[Chart and figure data]
★ ★ ★ ★

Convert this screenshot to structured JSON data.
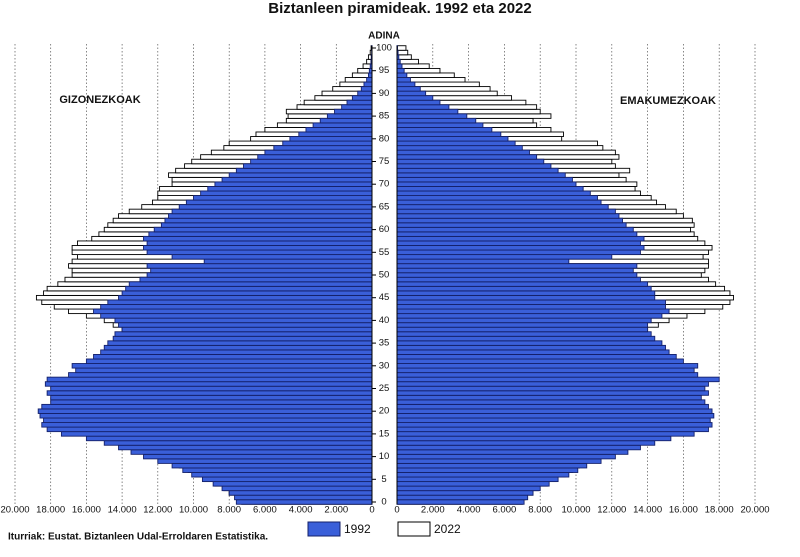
{
  "chart_data": {
    "type": "pyramid",
    "title": "Biztanleen piramideak. 1992 eta 2022",
    "axis_label": "ADINA",
    "source": "Iturriak: Eustat. Biztanleen Udal-Erroldaren Estatistika.",
    "sides": [
      {
        "label": "GIZONEZKOAK"
      },
      {
        "label": "EMAKUMEZKOAK"
      }
    ],
    "categories": [
      "0",
      null,
      null,
      null,
      null,
      "5",
      null,
      null,
      null,
      null,
      "10",
      null,
      null,
      null,
      null,
      "15",
      null,
      null,
      null,
      null,
      "20",
      null,
      null,
      null,
      null,
      "25",
      null,
      null,
      null,
      null,
      "30",
      null,
      null,
      null,
      null,
      "35",
      null,
      null,
      null,
      null,
      "40",
      null,
      null,
      null,
      null,
      "45",
      null,
      null,
      null,
      null,
      "50",
      null,
      null,
      null,
      null,
      "55",
      null,
      null,
      null,
      null,
      "60",
      null,
      null,
      null,
      null,
      "65",
      null,
      null,
      null,
      null,
      "70",
      null,
      null,
      null,
      null,
      "75",
      null,
      null,
      null,
      null,
      "80",
      null,
      null,
      null,
      null,
      "85",
      null,
      null,
      null,
      null,
      "90",
      null,
      null,
      null,
      null,
      "95",
      null,
      null,
      null,
      null,
      "100"
    ],
    "xlim": [
      0,
      20000
    ],
    "xticks": [
      0,
      {
        "value": 2000,
        "label": "2.000"
      },
      {
        "value": 4000,
        "label": "4.000"
      },
      {
        "value": 6000,
        "label": "6.000"
      },
      {
        "value": 8000,
        "label": "8.000"
      },
      {
        "value": 10000,
        "label": "10.000"
      },
      {
        "value": 12000,
        "label": "12.000"
      },
      {
        "value": 14000,
        "label": "14.000"
      },
      {
        "value": 16000,
        "label": "16.000"
      },
      {
        "value": 18000,
        "label": "18.000"
      },
      {
        "value": 20000,
        "label": "20.000"
      }
    ],
    "grid": true,
    "series": [
      {
        "name": "2022",
        "color": "#ffffff",
        "edge": "#000000",
        "values": [
          [
            7300,
            7600,
            8000,
            8300,
            8800,
            9400,
            9900,
            10300,
            10800,
            11000,
            11200,
            11000,
            11200,
            11000,
            11200,
            11500,
            11000,
            11000,
            10800,
            10800,
            10600,
            10500,
            10400,
            10500,
            10300,
            10400,
            10400,
            10500,
            10600,
            10800,
            10800,
            11000,
            11200,
            11500,
            11800,
            12200,
            12800,
            13300,
            14000,
            14500,
            15000,
            16000,
            17000,
            17800,
            18500,
            18800,
            18400,
            18200,
            17600,
            17200,
            16800,
            16800,
            17000,
            16800,
            16500,
            16800,
            16800,
            16500,
            15700,
            15300,
            15000,
            14800,
            14500,
            14200,
            13600,
            12900,
            12300,
            12000,
            12000,
            11900,
            11200,
            11200,
            11400,
            11000,
            10500,
            10100,
            9600,
            9000,
            8300,
            8000,
            6800,
            6500,
            6000,
            5300,
            4800,
            4700,
            4800,
            4200,
            3800,
            3200,
            2800,
            2200,
            1800,
            1500,
            1100,
            800,
            500,
            300,
            200,
            100,
            50
          ],
          [
            7000,
            7200,
            7600,
            7900,
            8400,
            8900,
            9400,
            9800,
            10200,
            10500,
            10700,
            10600,
            10800,
            10500,
            10600,
            10700,
            10400,
            10400,
            10200,
            10100,
            10000,
            9800,
            10000,
            9900,
            9800,
            10000,
            10200,
            10200,
            10300,
            10500,
            10600,
            10800,
            11000,
            11400,
            11800,
            12200,
            12800,
            13400,
            14000,
            14600,
            15200,
            16200,
            17200,
            18200,
            18600,
            18800,
            18600,
            18300,
            17800,
            17400,
            17000,
            17200,
            17400,
            17400,
            17100,
            17400,
            17600,
            17200,
            16800,
            16600,
            16400,
            16600,
            16500,
            16000,
            15600,
            15000,
            14500,
            14200,
            13600,
            13300,
            13400,
            12800,
            12400,
            13000,
            12200,
            12000,
            12400,
            12200,
            11500,
            11200,
            9200,
            9300,
            8600,
            7800,
            7600,
            8600,
            8000,
            7800,
            7200,
            6400,
            5600,
            5200,
            4600,
            3800,
            3200,
            2400,
            1800,
            1200,
            800,
            600,
            500
          ]
        ]
      },
      {
        "name": "1992",
        "color": "#3a5fd9",
        "edge": "#14206a",
        "values": [
          [
            7600,
            7700,
            8000,
            8400,
            8900,
            9500,
            10100,
            10600,
            11200,
            12000,
            12800,
            13500,
            14200,
            15000,
            16000,
            17400,
            18200,
            18500,
            18400,
            18600,
            18700,
            18500,
            18000,
            18000,
            18200,
            18000,
            18300,
            18200,
            17000,
            16600,
            16800,
            16000,
            15600,
            15200,
            15000,
            14800,
            14500,
            14400,
            14000,
            14200,
            14400,
            15200,
            15600,
            15200,
            14800,
            14200,
            14000,
            13800,
            13600,
            13000,
            12600,
            12400,
            12600,
            9400,
            11200,
            12600,
            12800,
            12600,
            12800,
            12500,
            12200,
            11800,
            11600,
            11400,
            11200,
            10800,
            10400,
            10000,
            9600,
            9200,
            8800,
            8400,
            8000,
            7600,
            7200,
            6800,
            6400,
            6000,
            5500,
            5000,
            4600,
            4100,
            3700,
            3300,
            2900,
            2500,
            2100,
            1700,
            1400,
            1100,
            800,
            600,
            450,
            300,
            200,
            150,
            100,
            60,
            40,
            20,
            10
          ],
          [
            7100,
            7300,
            7600,
            8000,
            8500,
            9000,
            9600,
            10100,
            10600,
            11400,
            12200,
            12900,
            13600,
            14400,
            15300,
            16600,
            17400,
            17600,
            17500,
            17700,
            17600,
            17400,
            17200,
            17000,
            17400,
            17200,
            17400,
            18000,
            16800,
            16600,
            16800,
            16000,
            15600,
            15200,
            15000,
            14800,
            14400,
            14200,
            14000,
            14000,
            14200,
            14800,
            15200,
            15000,
            15000,
            14400,
            14400,
            14200,
            14000,
            13600,
            13400,
            13200,
            13400,
            9600,
            12000,
            13600,
            13800,
            13600,
            13800,
            13400,
            13200,
            12800,
            12600,
            12400,
            12200,
            11800,
            11400,
            11200,
            10800,
            10400,
            10000,
            9800,
            9400,
            9000,
            8600,
            8200,
            7800,
            7400,
            7000,
            6600,
            6200,
            5800,
            5300,
            4800,
            4400,
            3900,
            3400,
            2900,
            2400,
            2000,
            1600,
            1300,
            1000,
            750,
            550,
            400,
            280,
            180,
            100,
            60,
            30
          ]
        ]
      }
    ]
  }
}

★ ★ ★ ★

All records above are to be printed exactly, minus the pictures they contain.

Convert this screenshot to structured JSON data.
{
  "chart_data": {
    "type": "pyramid",
    "title": "Biztanleen piramideak. 1992 eta 2022",
    "axis_label": "ADINA",
    "source": "Iturriak: Eustat. Biztanleen Udal-Erroldaren Estatistika.",
    "sides": [
      {
        "label": "GIZONEZKOAK"
      },
      {
        "label": "EMAKUMEZKOAK"
      }
    ],
    "categories": [
      "0",
      null,
      null,
      null,
      null,
      "5",
      null,
      null,
      null,
      null,
      "10",
      null,
      null,
      null,
      null,
      "15",
      null,
      null,
      null,
      null,
      "20",
      null,
      null,
      null,
      null,
      "25",
      null,
      null,
      null,
      null,
      "30",
      null,
      null,
      null,
      null,
      "35",
      null,
      null,
      null,
      null,
      "40",
      null,
      null,
      null,
      null,
      "45",
      null,
      null,
      null,
      null,
      "50",
      null,
      null,
      null,
      null,
      "55",
      null,
      null,
      null,
      null,
      "60",
      null,
      null,
      null,
      null,
      "65",
      null,
      null,
      null,
      null,
      "70",
      null,
      null,
      null,
      null,
      "75",
      null,
      null,
      null,
      null,
      "80",
      null,
      null,
      null,
      null,
      "85",
      null,
      null,
      null,
      null,
      "90",
      null,
      null,
      null,
      null,
      "95",
      null,
      null,
      null,
      null,
      "100"
    ],
    "xlim": [
      0,
      20000
    ],
    "xticks": [
      0,
      {
        "value": 2000,
        "label": "2.000"
      },
      {
        "value": 4000,
        "label": "4.000"
      },
      {
        "value": 6000,
        "label": "6.000"
      },
      {
        "value": 8000,
        "label": "8.000"
      },
      {
        "value": 10000,
        "label": "10.000"
      },
      {
        "value": 12000,
        "label": "12.000"
      },
      {
        "value": 14000,
        "label": "14.000"
      },
      {
        "value": 16000,
        "label": "16.000"
      },
      {
        "value": 18000,
        "label": "18.000"
      },
      {
        "value": 20000,
        "label": "20.000"
      }
    ],
    "grid": true,
    "series": [
      {
        "name": "2022",
        "color": "#ffffff",
        "edge": "#000000",
        "values": [
          [
            7300,
            7600,
            8000,
            8300,
            8800,
            9400,
            9900,
            10300,
            10800,
            11000,
            11200,
            11000,
            11200,
            11000,
            11200,
            11500,
            11000,
            11000,
            10800,
            10800,
            10600,
            10500,
            10400,
            10500,
            10300,
            10400,
            10400,
            10500,
            10600,
            10800,
            10800,
            11000,
            11200,
            11500,
            11800,
            12200,
            12800,
            13300,
            14000,
            14500,
            15000,
            16000,
            17000,
            17800,
            18500,
            18800,
            18400,
            18200,
            17600,
            17200,
            16800,
            16800,
            17000,
            16800,
            16500,
            16800,
            16800,
            16500,
            15700,
            15300,
            15000,
            14800,
            14500,
            14200,
            13600,
            12900,
            12300,
            12000,
            12000,
            11900,
            11200,
            11200,
            11400,
            11000,
            10500,
            10100,
            9600,
            9000,
            8300,
            8000,
            6800,
            6500,
            6000,
            5300,
            4800,
            4700,
            4800,
            4200,
            3800,
            3200,
            2800,
            2200,
            1800,
            1500,
            1100,
            800,
            500,
            300,
            200,
            100,
            50
          ],
          [
            7000,
            7200,
            7600,
            7900,
            8400,
            8900,
            9400,
            9800,
            10200,
            10500,
            10700,
            10600,
            10800,
            10500,
            10600,
            10700,
            10400,
            10400,
            10200,
            10100,
            10000,
            9800,
            10000,
            9900,
            9800,
            10000,
            10200,
            10200,
            10300,
            10500,
            10600,
            10800,
            11000,
            11400,
            11800,
            12200,
            12800,
            13400,
            14000,
            14600,
            15200,
            16200,
            17200,
            18200,
            18600,
            18800,
            18600,
            18300,
            17800,
            17400,
            17000,
            17200,
            17400,
            17400,
            17100,
            17400,
            17600,
            17200,
            16800,
            16600,
            16400,
            16600,
            16500,
            16000,
            15600,
            15000,
            14500,
            14200,
            13600,
            13300,
            13400,
            12800,
            12400,
            13000,
            12200,
            12000,
            12400,
            12200,
            11500,
            11200,
            9200,
            9300,
            8600,
            7800,
            7600,
            8600,
            8000,
            7800,
            7200,
            6400,
            5600,
            5200,
            4600,
            3800,
            3200,
            2400,
            1800,
            1200,
            800,
            600,
            500
          ]
        ]
      },
      {
        "name": "1992",
        "color": "#3a5fd9",
        "edge": "#14206a",
        "values": [
          [
            7600,
            7700,
            8000,
            8400,
            8900,
            9500,
            10100,
            10600,
            11200,
            12000,
            12800,
            13500,
            14200,
            15000,
            16000,
            17400,
            18200,
            18500,
            18400,
            18600,
            18700,
            18500,
            18000,
            18000,
            18200,
            18000,
            18300,
            18200,
            17000,
            16600,
            16800,
            16000,
            15600,
            15200,
            15000,
            14800,
            14500,
            14400,
            14000,
            14200,
            14400,
            15200,
            15600,
            15200,
            14800,
            14200,
            14000,
            13800,
            13600,
            13000,
            12600,
            12400,
            12600,
            9400,
            11200,
            12600,
            12800,
            12600,
            12800,
            12500,
            12200,
            11800,
            11600,
            11400,
            11200,
            10800,
            10400,
            10000,
            9600,
            9200,
            8800,
            8400,
            8000,
            7600,
            7200,
            6800,
            6400,
            6000,
            5500,
            5000,
            4600,
            4100,
            3700,
            3300,
            2900,
            2500,
            2100,
            1700,
            1400,
            1100,
            800,
            600,
            450,
            300,
            200,
            150,
            100,
            60,
            40,
            20,
            10
          ],
          [
            7100,
            7300,
            7600,
            8000,
            8500,
            9000,
            9600,
            10100,
            10600,
            11400,
            12200,
            12900,
            13600,
            14400,
            15300,
            16600,
            17400,
            17600,
            17500,
            17700,
            17600,
            17400,
            17200,
            17000,
            17400,
            17200,
            17400,
            18000,
            16800,
            16600,
            16800,
            16000,
            15600,
            15200,
            15000,
            14800,
            14400,
            14200,
            14000,
            14000,
            14200,
            14800,
            15200,
            15000,
            15000,
            14400,
            14400,
            14200,
            14000,
            13600,
            13400,
            13200,
            13400,
            9600,
            12000,
            13600,
            13800,
            13600,
            13800,
            13400,
            13200,
            12800,
            12600,
            12400,
            12200,
            11800,
            11400,
            11200,
            10800,
            10400,
            10000,
            9800,
            9400,
            9000,
            8600,
            8200,
            7800,
            7400,
            7000,
            6600,
            6200,
            5800,
            5300,
            4800,
            4400,
            3900,
            3400,
            2900,
            2400,
            2000,
            1600,
            1300,
            1000,
            750,
            550,
            400,
            280,
            180,
            100,
            60,
            30
          ]
        ]
      }
    ]
  }
}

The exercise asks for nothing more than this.